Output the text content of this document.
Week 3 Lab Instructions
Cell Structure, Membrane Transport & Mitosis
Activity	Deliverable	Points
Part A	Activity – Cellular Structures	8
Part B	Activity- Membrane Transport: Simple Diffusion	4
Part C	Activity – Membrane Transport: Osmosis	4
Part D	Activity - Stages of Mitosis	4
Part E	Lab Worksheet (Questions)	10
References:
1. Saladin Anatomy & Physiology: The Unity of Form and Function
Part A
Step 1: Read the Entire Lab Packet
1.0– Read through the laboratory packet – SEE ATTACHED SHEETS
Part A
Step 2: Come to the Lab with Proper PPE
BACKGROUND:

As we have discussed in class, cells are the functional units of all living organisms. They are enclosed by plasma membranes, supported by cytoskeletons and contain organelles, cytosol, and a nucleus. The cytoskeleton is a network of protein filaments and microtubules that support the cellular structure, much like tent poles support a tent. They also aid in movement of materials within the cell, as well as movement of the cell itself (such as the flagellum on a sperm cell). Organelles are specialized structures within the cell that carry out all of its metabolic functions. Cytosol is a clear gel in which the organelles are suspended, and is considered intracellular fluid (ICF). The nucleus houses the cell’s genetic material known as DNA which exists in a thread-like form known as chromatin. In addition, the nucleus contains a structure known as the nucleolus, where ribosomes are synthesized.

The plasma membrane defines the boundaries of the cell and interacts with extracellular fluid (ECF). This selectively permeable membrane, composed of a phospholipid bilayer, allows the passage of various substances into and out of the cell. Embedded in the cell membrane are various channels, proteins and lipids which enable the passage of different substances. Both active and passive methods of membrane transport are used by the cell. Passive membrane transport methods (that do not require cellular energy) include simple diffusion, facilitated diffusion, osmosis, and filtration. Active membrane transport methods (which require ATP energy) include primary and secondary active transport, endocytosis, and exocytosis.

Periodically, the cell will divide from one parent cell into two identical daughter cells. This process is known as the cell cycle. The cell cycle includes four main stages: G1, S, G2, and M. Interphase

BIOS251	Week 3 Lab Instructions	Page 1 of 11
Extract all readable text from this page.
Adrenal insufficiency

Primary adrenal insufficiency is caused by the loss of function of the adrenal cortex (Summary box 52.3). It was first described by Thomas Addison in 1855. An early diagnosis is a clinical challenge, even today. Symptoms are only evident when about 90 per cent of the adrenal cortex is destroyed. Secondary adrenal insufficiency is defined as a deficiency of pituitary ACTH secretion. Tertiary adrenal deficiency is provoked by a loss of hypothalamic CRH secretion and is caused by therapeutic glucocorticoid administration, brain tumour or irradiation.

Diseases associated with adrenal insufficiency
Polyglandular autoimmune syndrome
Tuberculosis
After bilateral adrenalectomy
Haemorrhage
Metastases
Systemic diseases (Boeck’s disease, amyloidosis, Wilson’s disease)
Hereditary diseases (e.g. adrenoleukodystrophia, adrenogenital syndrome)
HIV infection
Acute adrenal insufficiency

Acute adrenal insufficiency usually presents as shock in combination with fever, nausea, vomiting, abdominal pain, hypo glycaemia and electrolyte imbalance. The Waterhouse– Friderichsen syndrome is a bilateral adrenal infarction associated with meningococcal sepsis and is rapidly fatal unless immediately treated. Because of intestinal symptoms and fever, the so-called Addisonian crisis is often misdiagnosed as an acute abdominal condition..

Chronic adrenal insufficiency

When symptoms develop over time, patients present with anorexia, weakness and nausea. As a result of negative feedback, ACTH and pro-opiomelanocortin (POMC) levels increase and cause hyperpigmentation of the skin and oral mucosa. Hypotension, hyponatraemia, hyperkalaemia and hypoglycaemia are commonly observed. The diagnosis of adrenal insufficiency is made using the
########################################
• [EXERCISE AIM]: Write out each entry once more, exactly as it was given.

• [WRITTEN ANSWER]:
Output the text content of this document.
Week 3 Lab Instructions
Cell Structure, Membrane Transport & Mitosis
Activity	Deliverable	Points
Part A	Activity – Cellular Structures	8
Part B	Activity- Membrane Transport: Simple Diffusion	4
Part C	Activity – Membrane Transport: Osmosis	4
Part D	Activity - Stages of Mitosis	4
Part E	Lab Worksheet (Questions)	10
References:
1. Saladin Anatomy & Physiology: The Unity of Form and Function
Part A
Step 1: Read the Entire Lab Packet
1.0– Read through the laboratory packet – SEE ATTACHED SHEETS
Part A
Step 2: Come to the Lab with Proper PPE
BACKGROUND:

As we have discussed in class, cells are the functional units of all living organisms. They are enclosed by plasma membranes, supported by cytoskeletons and contain organelles, cytosol, and a nucleus. The cytoskeleton is a network of protein filaments and microtubules that support the cellular structure, much like tent poles support a tent. They also aid in movement of materials within the cell, as well as movement of the cell itself (such as the flagellum on a sperm cell). Organelles are specialized structures within the cell that carry out all of its metabolic functions. Cytosol is a clear gel in which the organelles are suspended, and is considered intracellular fluid (ICF). The nucleus houses the cell’s genetic material known as DNA which exists in a thread-like form known as chromatin. In addition, the nucleus contains a structure known as the nucleolus, where ribosomes are synthesized.

The plasma membrane defines the boundaries of the cell and interacts with extracellular fluid (ECF). This selectively permeable membrane, composed of a phospholipid bilayer, allows the passage of various substances into and out of the cell. Embedded in the cell membrane are various channels, proteins and lipids which enable the passage of different substances. Both active and passive methods of membrane transport are used by the cell. Passive membrane transport methods (that do not require cellular energy) include simple diffusion, facilitated diffusion, osmosis, and filtration. Active membrane transport methods (which require ATP energy) include primary and secondary active transport, endocytosis, and exocytosis.

Periodically, the cell will divide from one parent cell into two identical daughter cells. This process is known as the cell cycle. The cell cycle includes four main stages: G1, S, G2, and M. Interphase

BIOS251	Week 3 Lab Instructions	Page 1 of 11
Extract all readable text from this page.
Adrenal insufficiency

Primary adrenal insufficiency is caused by the loss of function of the adrenal cortex (Summary box 52.3). It was first described by Thomas Addison in 1855. An early diagnosis is a clinical challenge, even today. Symptoms are only evident when about 90 per cent of the adrenal cortex is destroyed. Secondary adrenal insufficiency is defined as a deficiency of pituitary ACTH secretion. Tertiary adrenal deficiency is provoked by a loss of hypothalamic CRH secretion and is caused by therapeutic glucocorticoid administration, brain tumour or irradiation.

Diseases associated with adrenal insufficiency
Polyglandular autoimmune syndrome
Tuberculosis
After bilateral adrenalectomy
Haemorrhage
Metastases
Systemic diseases (Boeck’s disease, amyloidosis, Wilson’s disease)
Hereditary diseases (e.g. adrenoleukodystrophia, adrenogenital syndrome)
HIV infection
Acute adrenal insufficiency

Acute adrenal insufficiency usually presents as shock in combination with fever, nausea, vomiting, abdominal pain, hypo glycaemia and electrolyte imbalance. The Waterhouse– Friderichsen syndrome is a bilateral adrenal infarction associated with meningococcal sepsis and is rapidly fatal unless immediately treated. Because of intestinal symptoms and fever, the so-called Addisonian crisis is often misdiagnosed as an acute abdominal condition..

Chronic adrenal insufficiency

When symptoms develop over time, patients present with anorexia, weakness and nausea. As a result of negative feedback, ACTH and pro-opiomelanocortin (POMC) levels increase and cause hyperpigmentation of the skin and oral mucosa. Hypotension, hyponatraemia, hyperkalaemia and hypoglycaemia are commonly observed. The diagnosis of adrenal insufficiency is made using the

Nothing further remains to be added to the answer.